_Given request_. Print the entries in full, word for word, but not the pictures.

_Figure content listings_.
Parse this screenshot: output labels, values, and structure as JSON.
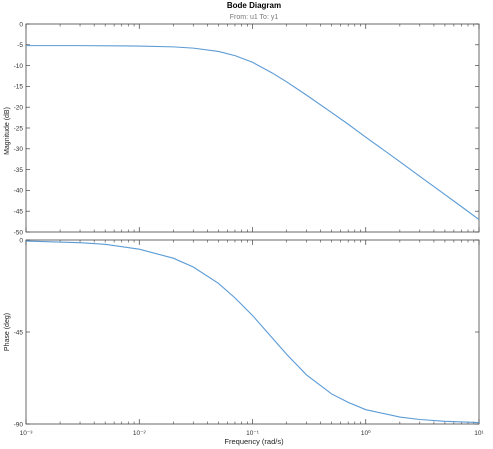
{
  "chart_data": {
    "type": "line",
    "title": "Bode Diagram",
    "subtitle": "From: u1  To: y1",
    "xlabel": "Frequency  (rad/s)",
    "xscale": "log",
    "xlim": [
      0.001,
      10
    ],
    "x_tick_labels": [
      "10⁻³",
      "10⁻²",
      "10⁻¹",
      "10⁰",
      "10¹"
    ],
    "grid": false,
    "subplots": [
      {
        "ylabel": "Magnitude (dB)",
        "ylim": [
          -50,
          0
        ],
        "yticks": [
          0,
          -5,
          -10,
          -15,
          -20,
          -25,
          -30,
          -35,
          -40,
          -45,
          -50
        ],
        "series": [
          {
            "color": "#5b9bd5",
            "x": [
              0.001,
              0.003,
              0.01,
              0.02,
              0.03,
              0.05,
              0.07,
              0.1,
              0.15,
              0.2,
              0.3,
              0.5,
              0.7,
              1,
              2,
              3,
              5,
              7,
              10
            ],
            "values": [
              -5.2,
              -5.2,
              -5.3,
              -5.5,
              -5.8,
              -6.6,
              -7.6,
              -9.2,
              -11.8,
              -13.9,
              -17.1,
              -21.3,
              -24.1,
              -27.2,
              -33.1,
              -36.6,
              -41.0,
              -43.9,
              -47.0
            ]
          }
        ]
      },
      {
        "ylabel": "Phase (deg)",
        "ylim": [
          -90,
          0
        ],
        "yticks": [
          0,
          -45,
          -90
        ],
        "series": [
          {
            "color": "#5b9bd5",
            "x": [
              0.001,
              0.003,
              0.005,
              0.01,
              0.02,
              0.03,
              0.05,
              0.07,
              0.1,
              0.15,
              0.2,
              0.3,
              0.5,
              0.7,
              1,
              2,
              3,
              5,
              10
            ],
            "values": [
              -0.5,
              -1.3,
              -2.1,
              -4.5,
              -8.9,
              -13.2,
              -21.2,
              -28.3,
              -36.9,
              -48.0,
              -55.9,
              -66.0,
              -75.3,
              -79.4,
              -83.0,
              -86.6,
              -87.8,
              -88.7,
              -89.3
            ]
          }
        ]
      }
    ]
  }
}
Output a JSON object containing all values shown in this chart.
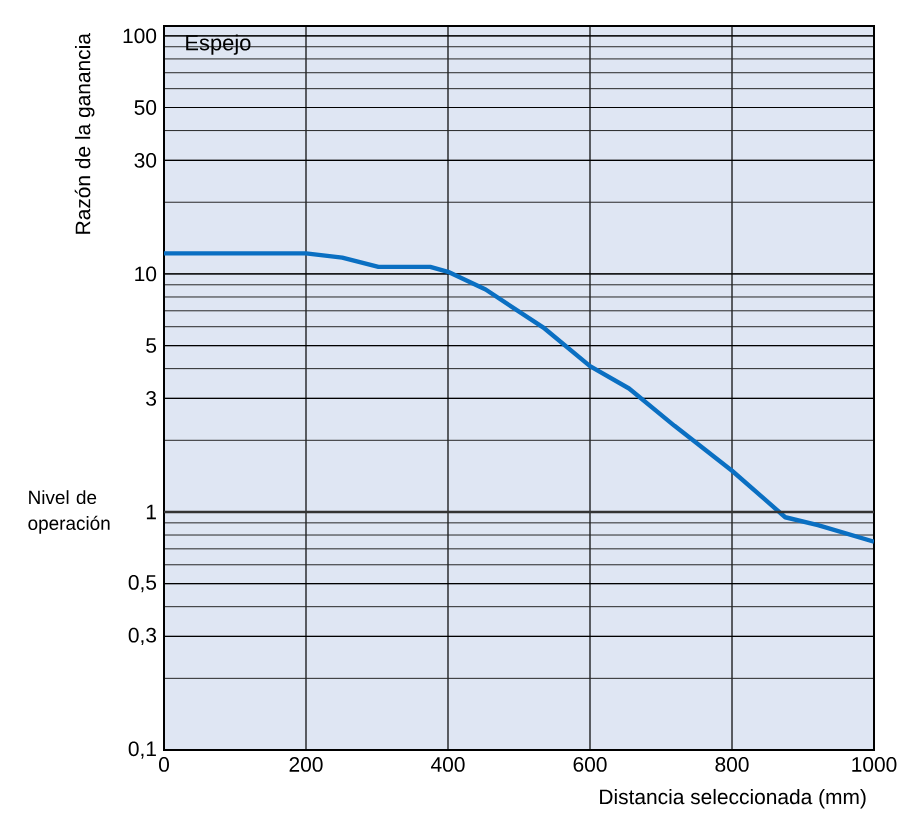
{
  "chart_data": {
    "type": "line",
    "xlabel": "Distancia seleccionada (mm)",
    "ylabel": "Razón de la ganancia",
    "annotations": [
      "Espejo"
    ],
    "log": "y",
    "grid": true,
    "marker": "none",
    "line_style": "solid",
    "xlim": [
      0,
      1000
    ],
    "ylim": [
      0.1,
      110
    ],
    "xticks": [
      0,
      200,
      400,
      600,
      800,
      1000
    ],
    "yticks": [
      {
        "value": 0.1,
        "label": "0,1"
      },
      {
        "value": 0.3,
        "label": "0,3"
      },
      {
        "value": 0.5,
        "label": "0,5"
      },
      1,
      3,
      5,
      10,
      30,
      50,
      100
    ],
    "ref_lines": [
      {
        "axis": "y",
        "value": 1,
        "label": "Nivel de operación",
        "color": "#333333"
      }
    ],
    "series": [
      {
        "color": "#0a6fc2",
        "x": [
          0,
          200,
          251,
          302,
          375,
          400,
          453,
          536,
          600,
          655,
          719,
          800,
          875,
          921,
          1000
        ],
        "values": [
          12.2,
          12.2,
          11.7,
          10.7,
          10.7,
          10.2,
          8.6,
          5.9,
          4.1,
          3.3,
          2.3,
          1.49,
          0.95,
          0.88,
          0.75
        ]
      }
    ]
  }
}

_Correct output_.
Parse this screenshot: output labels, values, and structure as JSON.
{
  "chart_data": {
    "type": "line",
    "title": "Bode Diagram",
    "subtitle": "From: u1  To: y1",
    "xlabel": "Frequency  (rad/s)",
    "xscale": "log",
    "xlim": [
      0.001,
      10
    ],
    "x_tick_labels": [
      "10⁻³",
      "10⁻²",
      "10⁻¹",
      "10⁰",
      "10¹"
    ],
    "grid": false,
    "subplots": [
      {
        "ylabel": "Magnitude (dB)",
        "ylim": [
          -50,
          0
        ],
        "yticks": [
          0,
          -5,
          -10,
          -15,
          -20,
          -25,
          -30,
          -35,
          -40,
          -45,
          -50
        ],
        "series": [
          {
            "color": "#5b9bd5",
            "x": [
              0.001,
              0.003,
              0.01,
              0.02,
              0.03,
              0.05,
              0.07,
              0.1,
              0.15,
              0.2,
              0.3,
              0.5,
              0.7,
              1,
              2,
              3,
              5,
              7,
              10
            ],
            "values": [
              -5.2,
              -5.2,
              -5.3,
              -5.5,
              -5.8,
              -6.6,
              -7.6,
              -9.2,
              -11.8,
              -13.9,
              -17.1,
              -21.3,
              -24.1,
              -27.2,
              -33.1,
              -36.6,
              -41.0,
              -43.9,
              -47.0
            ]
          }
        ]
      },
      {
        "ylabel": "Phase (deg)",
        "ylim": [
          -90,
          0
        ],
        "yticks": [
          0,
          -45,
          -90
        ],
        "series": [
          {
            "color": "#5b9bd5",
            "x": [
              0.001,
              0.003,
              0.005,
              0.01,
              0.02,
              0.03,
              0.05,
              0.07,
              0.1,
              0.15,
              0.2,
              0.3,
              0.5,
              0.7,
              1,
              2,
              3,
              5,
              10
            ],
            "values": [
              -0.5,
              -1.3,
              -2.1,
              -4.5,
              -8.9,
              -13.2,
              -21.2,
              -28.3,
              -36.9,
              -48.0,
              -55.9,
              -66.0,
              -75.3,
              -79.4,
              -83.0,
              -86.6,
              -87.8,
              -88.7,
              -89.3
            ]
          }
        ]
      }
    ]
  }
}
Output a JSON object containing all values shown in this chart.
{
  "chart_data": {
    "type": "line",
    "xlabel": "Distancia seleccionada (mm)",
    "ylabel": "Razón de la ganancia",
    "annotations": [
      "Espejo"
    ],
    "log": "y",
    "grid": true,
    "marker": "none",
    "line_style": "solid",
    "xlim": [
      0,
      1000
    ],
    "ylim": [
      0.1,
      110
    ],
    "xticks": [
      0,
      200,
      400,
      600,
      800,
      1000
    ],
    "yticks": [
      {
        "value": 0.1,
        "label": "0,1"
      },
      {
        "value": 0.3,
        "label": "0,3"
      },
      {
        "value": 0.5,
        "label": "0,5"
      },
      1,
      3,
      5,
      10,
      30,
      50,
      100
    ],
    "ref_lines": [
      {
        "axis": "y",
        "value": 1,
        "label": "Nivel de operación",
        "color": "#333333"
      }
    ],
    "series": [
      {
        "color": "#0a6fc2",
        "x": [
          0,
          200,
          251,
          302,
          375,
          400,
          453,
          536,
          600,
          655,
          719,
          800,
          875,
          921,
          1000
        ],
        "values": [
          12.2,
          12.2,
          11.7,
          10.7,
          10.7,
          10.2,
          8.6,
          5.9,
          4.1,
          3.3,
          2.3,
          1.49,
          0.95,
          0.88,
          0.75
        ]
      }
    ]
  }
}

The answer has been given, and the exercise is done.